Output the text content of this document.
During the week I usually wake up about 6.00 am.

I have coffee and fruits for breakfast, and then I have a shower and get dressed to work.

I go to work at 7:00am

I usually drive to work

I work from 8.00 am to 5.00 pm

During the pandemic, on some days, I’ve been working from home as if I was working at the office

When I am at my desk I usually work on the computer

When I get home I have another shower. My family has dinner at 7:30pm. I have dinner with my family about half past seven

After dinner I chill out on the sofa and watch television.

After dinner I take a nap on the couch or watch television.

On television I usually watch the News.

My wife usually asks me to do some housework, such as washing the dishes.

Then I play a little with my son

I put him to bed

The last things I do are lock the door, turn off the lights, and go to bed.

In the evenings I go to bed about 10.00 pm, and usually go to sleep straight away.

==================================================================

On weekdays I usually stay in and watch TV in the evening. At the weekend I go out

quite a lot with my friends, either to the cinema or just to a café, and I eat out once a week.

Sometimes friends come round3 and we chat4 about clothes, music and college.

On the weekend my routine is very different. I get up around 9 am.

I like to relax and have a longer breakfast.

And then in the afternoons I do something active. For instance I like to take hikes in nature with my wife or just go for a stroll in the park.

____________________

Exercise details:
Extract the listing in its entirety and repeat it exactly.

Answer to this task:
Output the text content of this document.
During the week I usually wake up about 6.00 am.

I have coffee and fruits for breakfast, and then I have a shower and get dressed to work.

I go to work at 7:00am

I usually drive to work

I work from 8.00 am to 5.00 pm

During the pandemic, on some days, I’ve been working from home as if I was working at the office

When I am at my desk I usually work on the computer

When I get home I have another shower. My family has dinner at 7:30pm. I have dinner with my family about half past seven

After dinner I chill out on the sofa and watch television.

After dinner I take a nap on the couch or watch television.

On television I usually watch the News.

My wife usually asks me to do some housework, such as washing the dishes.

Then I play a little with my son

I put him to bed

The last things I do are lock the door, turn off the lights, and go to bed.

In the evenings I go to bed about 10.00 pm, and usually go to sleep straight away.

==================================================================

On weekdays I usually stay in and watch TV in the evening. At the weekend I go out

quite a lot with my friends, either to the cinema or just to a café, and I eat out once a week.

Sometimes friends come round3 and we chat4 about clothes, music and college.

On the weekend my routine is very different. I get up around 9 am.

I like to relax and have a longer breakfast.

And then in the afternoons I do something active. For instance I like to take hikes in nature with my wife or just go for a stroll in the park.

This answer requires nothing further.